++++ Material for this exercise ++++
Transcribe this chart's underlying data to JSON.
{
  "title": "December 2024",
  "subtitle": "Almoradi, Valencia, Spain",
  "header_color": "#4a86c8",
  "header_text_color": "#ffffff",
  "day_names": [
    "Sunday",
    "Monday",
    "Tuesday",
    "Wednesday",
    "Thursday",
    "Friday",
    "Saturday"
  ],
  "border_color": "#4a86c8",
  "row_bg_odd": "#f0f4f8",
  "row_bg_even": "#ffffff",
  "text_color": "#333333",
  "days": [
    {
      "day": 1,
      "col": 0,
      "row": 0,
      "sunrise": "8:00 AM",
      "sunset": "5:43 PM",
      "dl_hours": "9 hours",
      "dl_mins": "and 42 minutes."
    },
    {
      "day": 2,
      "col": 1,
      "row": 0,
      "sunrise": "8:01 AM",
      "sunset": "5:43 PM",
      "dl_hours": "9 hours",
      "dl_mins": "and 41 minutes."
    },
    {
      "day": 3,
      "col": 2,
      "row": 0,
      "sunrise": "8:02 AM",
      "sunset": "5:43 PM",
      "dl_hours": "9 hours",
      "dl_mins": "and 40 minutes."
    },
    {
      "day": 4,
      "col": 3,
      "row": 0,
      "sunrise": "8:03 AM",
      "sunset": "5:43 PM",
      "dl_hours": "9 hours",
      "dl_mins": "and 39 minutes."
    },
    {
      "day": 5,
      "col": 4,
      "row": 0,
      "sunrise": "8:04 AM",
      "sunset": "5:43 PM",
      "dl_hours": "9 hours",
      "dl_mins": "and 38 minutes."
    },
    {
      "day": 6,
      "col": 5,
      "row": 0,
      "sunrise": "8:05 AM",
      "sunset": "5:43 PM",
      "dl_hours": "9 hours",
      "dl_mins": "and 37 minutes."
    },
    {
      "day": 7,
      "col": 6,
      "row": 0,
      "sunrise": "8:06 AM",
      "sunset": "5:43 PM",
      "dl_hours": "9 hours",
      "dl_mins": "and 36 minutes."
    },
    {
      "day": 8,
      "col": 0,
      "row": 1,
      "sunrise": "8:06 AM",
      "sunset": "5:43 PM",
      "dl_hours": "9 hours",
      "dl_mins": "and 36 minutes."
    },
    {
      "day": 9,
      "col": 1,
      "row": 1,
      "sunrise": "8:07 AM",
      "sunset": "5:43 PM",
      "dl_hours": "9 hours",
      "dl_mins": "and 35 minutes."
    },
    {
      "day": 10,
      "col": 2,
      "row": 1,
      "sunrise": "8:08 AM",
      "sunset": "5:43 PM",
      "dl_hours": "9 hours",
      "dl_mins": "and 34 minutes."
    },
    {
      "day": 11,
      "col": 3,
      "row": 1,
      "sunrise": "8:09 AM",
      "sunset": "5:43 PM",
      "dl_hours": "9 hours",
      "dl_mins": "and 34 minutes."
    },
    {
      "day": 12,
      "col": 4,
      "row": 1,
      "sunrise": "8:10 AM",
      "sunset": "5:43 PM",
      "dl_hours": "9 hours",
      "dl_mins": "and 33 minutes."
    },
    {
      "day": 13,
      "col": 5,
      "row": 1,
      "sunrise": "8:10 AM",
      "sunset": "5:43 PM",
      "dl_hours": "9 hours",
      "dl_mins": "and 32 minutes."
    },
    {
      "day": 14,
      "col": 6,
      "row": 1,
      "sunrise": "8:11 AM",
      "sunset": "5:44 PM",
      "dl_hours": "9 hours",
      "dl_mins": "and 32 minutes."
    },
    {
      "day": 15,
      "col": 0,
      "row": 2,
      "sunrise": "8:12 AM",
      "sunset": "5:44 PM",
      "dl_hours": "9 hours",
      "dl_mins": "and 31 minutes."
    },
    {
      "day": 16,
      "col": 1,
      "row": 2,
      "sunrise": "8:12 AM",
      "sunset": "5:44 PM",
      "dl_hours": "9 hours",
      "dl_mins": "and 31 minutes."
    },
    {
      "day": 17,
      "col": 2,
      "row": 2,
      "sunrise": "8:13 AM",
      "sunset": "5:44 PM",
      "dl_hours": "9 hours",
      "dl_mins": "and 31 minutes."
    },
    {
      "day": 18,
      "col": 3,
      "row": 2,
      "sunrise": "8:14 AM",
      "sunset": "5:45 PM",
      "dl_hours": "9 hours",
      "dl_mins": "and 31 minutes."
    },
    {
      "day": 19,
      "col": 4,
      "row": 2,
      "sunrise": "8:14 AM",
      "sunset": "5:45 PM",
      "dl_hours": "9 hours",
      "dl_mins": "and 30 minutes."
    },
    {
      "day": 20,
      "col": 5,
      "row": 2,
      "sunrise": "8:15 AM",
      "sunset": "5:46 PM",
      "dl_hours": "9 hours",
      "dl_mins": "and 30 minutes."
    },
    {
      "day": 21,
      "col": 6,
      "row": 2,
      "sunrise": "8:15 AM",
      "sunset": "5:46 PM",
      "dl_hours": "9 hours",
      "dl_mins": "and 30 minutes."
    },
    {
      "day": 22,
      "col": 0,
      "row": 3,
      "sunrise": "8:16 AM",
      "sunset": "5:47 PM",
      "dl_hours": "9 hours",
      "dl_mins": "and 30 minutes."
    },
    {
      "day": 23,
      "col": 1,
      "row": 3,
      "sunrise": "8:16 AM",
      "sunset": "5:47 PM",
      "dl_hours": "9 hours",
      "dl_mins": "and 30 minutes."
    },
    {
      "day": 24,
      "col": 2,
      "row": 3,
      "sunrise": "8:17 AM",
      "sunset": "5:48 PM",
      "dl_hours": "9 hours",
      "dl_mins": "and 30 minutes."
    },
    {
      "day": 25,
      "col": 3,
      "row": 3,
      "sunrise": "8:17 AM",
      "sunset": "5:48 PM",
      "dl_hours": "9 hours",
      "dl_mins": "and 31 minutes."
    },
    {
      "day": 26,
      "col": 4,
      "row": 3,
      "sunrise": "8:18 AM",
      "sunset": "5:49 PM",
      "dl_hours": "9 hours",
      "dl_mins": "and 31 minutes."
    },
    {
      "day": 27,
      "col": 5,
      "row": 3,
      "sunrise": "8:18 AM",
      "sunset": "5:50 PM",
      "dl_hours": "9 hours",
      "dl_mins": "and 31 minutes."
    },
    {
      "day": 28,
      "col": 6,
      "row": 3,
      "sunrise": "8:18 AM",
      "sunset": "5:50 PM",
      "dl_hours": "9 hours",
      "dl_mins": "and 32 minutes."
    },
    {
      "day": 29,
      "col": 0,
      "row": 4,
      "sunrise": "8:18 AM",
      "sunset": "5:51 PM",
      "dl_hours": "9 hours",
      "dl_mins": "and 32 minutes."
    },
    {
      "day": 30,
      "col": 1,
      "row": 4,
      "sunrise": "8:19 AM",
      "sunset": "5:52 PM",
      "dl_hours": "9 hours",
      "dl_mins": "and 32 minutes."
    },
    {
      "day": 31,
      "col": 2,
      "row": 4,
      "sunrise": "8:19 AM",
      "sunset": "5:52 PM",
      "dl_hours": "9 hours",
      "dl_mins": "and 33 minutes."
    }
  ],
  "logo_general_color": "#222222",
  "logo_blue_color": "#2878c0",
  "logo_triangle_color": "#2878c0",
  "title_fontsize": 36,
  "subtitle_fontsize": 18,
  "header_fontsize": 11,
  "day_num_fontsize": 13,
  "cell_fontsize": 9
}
++++
### Stated task
Set down the material above again, word for word.

### Response to this exercise
Transcribe this chart's underlying data to JSON.
{
  "title": "December 2024",
  "subtitle": "Almoradi, Valencia, Spain",
  "header_color": "#4a86c8",
  "header_text_color": "#ffffff",
  "day_names": [
    "Sunday",
    "Monday",
    "Tuesday",
    "Wednesday",
    "Thursday",
    "Friday",
    "Saturday"
  ],
  "border_color": "#4a86c8",
  "row_bg_odd": "#f0f4f8",
  "row_bg_even": "#ffffff",
  "text_color": "#333333",
  "days": [
    {
      "day": 1,
      "col": 0,
      "row": 0,
      "sunrise": "8:00 AM",
      "sunset": "5:43 PM",
      "dl_hours": "9 hours",
      "dl_mins": "and 42 minutes."
    },
    {
      "day": 2,
      "col": 1,
      "row": 0,
      "sunrise": "8:01 AM",
      "sunset": "5:43 PM",
      "dl_hours": "9 hours",
      "dl_mins": "and 41 minutes."
    },
    {
      "day": 3,
      "col": 2,
      "row": 0,
      "sunrise": "8:02 AM",
      "sunset": "5:43 PM",
      "dl_hours": "9 hours",
      "dl_mins": "and 40 minutes."
    },
    {
      "day": 4,
      "col": 3,
      "row": 0,
      "sunrise": "8:03 AM",
      "sunset": "5:43 PM",
      "dl_hours": "9 hours",
      "dl_mins": "and 39 minutes."
    },
    {
      "day": 5,
      "col": 4,
      "row": 0,
      "sunrise": "8:04 AM",
      "sunset": "5:43 PM",
      "dl_hours": "9 hours",
      "dl_mins": "and 38 minutes."
    },
    {
      "day": 6,
      "col": 5,
      "row": 0,
      "sunrise": "8:05 AM",
      "sunset": "5:43 PM",
      "dl_hours": "9 hours",
      "dl_mins": "and 37 minutes."
    },
    {
      "day": 7,
      "col": 6,
      "row": 0,
      "sunrise": "8:06 AM",
      "sunset": "5:43 PM",
      "dl_hours": "9 hours",
      "dl_mins": "and 36 minutes."
    },
    {
      "day": 8,
      "col": 0,
      "row": 1,
      "sunrise": "8:06 AM",
      "sunset": "5:43 PM",
      "dl_hours": "9 hours",
      "dl_mins": "and 36 minutes."
    },
    {
      "day": 9,
      "col": 1,
      "row": 1,
      "sunrise": "8:07 AM",
      "sunset": "5:43 PM",
      "dl_hours": "9 hours",
      "dl_mins": "and 35 minutes."
    },
    {
      "day": 10,
      "col": 2,
      "row": 1,
      "sunrise": "8:08 AM",
      "sunset": "5:43 PM",
      "dl_hours": "9 hours",
      "dl_mins": "and 34 minutes."
    },
    {
      "day": 11,
      "col": 3,
      "row": 1,
      "sunrise": "8:09 AM",
      "sunset": "5:43 PM",
      "dl_hours": "9 hours",
      "dl_mins": "and 34 minutes."
    },
    {
      "day": 12,
      "col": 4,
      "row": 1,
      "sunrise": "8:10 AM",
      "sunset": "5:43 PM",
      "dl_hours": "9 hours",
      "dl_mins": "and 33 minutes."
    },
    {
      "day": 13,
      "col": 5,
      "row": 1,
      "sunrise": "8:10 AM",
      "sunset": "5:43 PM",
      "dl_hours": "9 hours",
      "dl_mins": "and 32 minutes."
    },
    {
      "day": 14,
      "col": 6,
      "row": 1,
      "sunrise": "8:11 AM",
      "sunset": "5:44 PM",
      "dl_hours": "9 hours",
      "dl_mins": "and 32 minutes."
    },
    {
      "day": 15,
      "col": 0,
      "row": 2,
      "sunrise": "8:12 AM",
      "sunset": "5:44 PM",
      "dl_hours": "9 hours",
      "dl_mins": "and 31 minutes."
    },
    {
      "day": 16,
      "col": 1,
      "row": 2,
      "sunrise": "8:12 AM",
      "sunset": "5:44 PM",
      "dl_hours": "9 hours",
      "dl_mins": "and 31 minutes."
    },
    {
      "day": 17,
      "col": 2,
      "row": 2,
      "sunrise": "8:13 AM",
      "sunset": "5:44 PM",
      "dl_hours": "9 hours",
      "dl_mins": "and 31 minutes."
    },
    {
      "day": 18,
      "col": 3,
      "row": 2,
      "sunrise": "8:14 AM",
      "sunset": "5:45 PM",
      "dl_hours": "9 hours",
      "dl_mins": "and 31 minutes."
    },
    {
      "day": 19,
      "col": 4,
      "row": 2,
      "sunrise": "8:14 AM",
      "sunset": "5:45 PM",
      "dl_hours": "9 hours",
      "dl_mins": "and 30 minutes."
    },
    {
      "day": 20,
      "col": 5,
      "row": 2,
      "sunrise": "8:15 AM",
      "sunset": "5:46 PM",
      "dl_hours": "9 hours",
      "dl_mins": "and 30 minutes."
    },
    {
      "day": 21,
      "col": 6,
      "row": 2,
      "sunrise": "8:15 AM",
      "sunset": "5:46 PM",
      "dl_hours": "9 hours",
      "dl_mins": "and 30 minutes."
    },
    {
      "day": 22,
      "col": 0,
      "row": 3,
      "sunrise": "8:16 AM",
      "sunset": "5:47 PM",
      "dl_hours": "9 hours",
      "dl_mins": "and 30 minutes."
    },
    {
      "day": 23,
      "col": 1,
      "row": 3,
      "sunrise": "8:16 AM",
      "sunset": "5:47 PM",
      "dl_hours": "9 hours",
      "dl_mins": "and 30 minutes."
    },
    {
      "day": 24,
      "col": 2,
      "row": 3,
      "sunrise": "8:17 AM",
      "sunset": "5:48 PM",
      "dl_hours": "9 hours",
      "dl_mins": "and 30 minutes."
    },
    {
      "day": 25,
      "col": 3,
      "row": 3,
      "sunrise": "8:17 AM",
      "sunset": "5:48 PM",
      "dl_hours": "9 hours",
      "dl_mins": "and 31 minutes."
    },
    {
      "day": 26,
      "col": 4,
      "row": 3,
      "sunrise": "8:18 AM",
      "sunset": "5:49 PM",
      "dl_hours": "9 hours",
      "dl_mins": "and 31 minutes."
    },
    {
      "day": 27,
      "col": 5,
      "row": 3,
      "sunrise": "8:18 AM",
      "sunset": "5:50 PM",
      "dl_hours": "9 hours",
      "dl_mins": "and 31 minutes."
    },
    {
      "day": 28,
      "col": 6,
      "row": 3,
      "sunrise": "8:18 AM",
      "sunset": "5:50 PM",
      "dl_hours": "9 hours",
      "dl_mins": "and 32 minutes."
    },
    {
      "day": 29,
      "col": 0,
      "row": 4,
      "sunrise": "8:18 AM",
      "sunset": "5:51 PM",
      "dl_hours": "9 hours",
      "dl_mins": "and 32 minutes."
    },
    {
      "day": 30,
      "col": 1,
      "row": 4,
      "sunrise": "8:19 AM",
      "sunset": "5:52 PM",
      "dl_hours": "9 hours",
      "dl_mins": "and 32 minutes."
    },
    {
      "day": 31,
      "col": 2,
      "row": 4,
      "sunrise": "8:19 AM",
      "sunset": "5:52 PM",
      "dl_hours": "9 hours",
      "dl_mins": "and 33 minutes."
    }
  ],
  "logo_general_color": "#222222",
  "logo_blue_color": "#2878c0",
  "logo_triangle_color": "#2878c0",
  "title_fontsize": 36,
  "subtitle_fontsize": 18,
  "header_fontsize": 11,
  "day_num_fontsize": 13,
  "cell_fontsize": 9
}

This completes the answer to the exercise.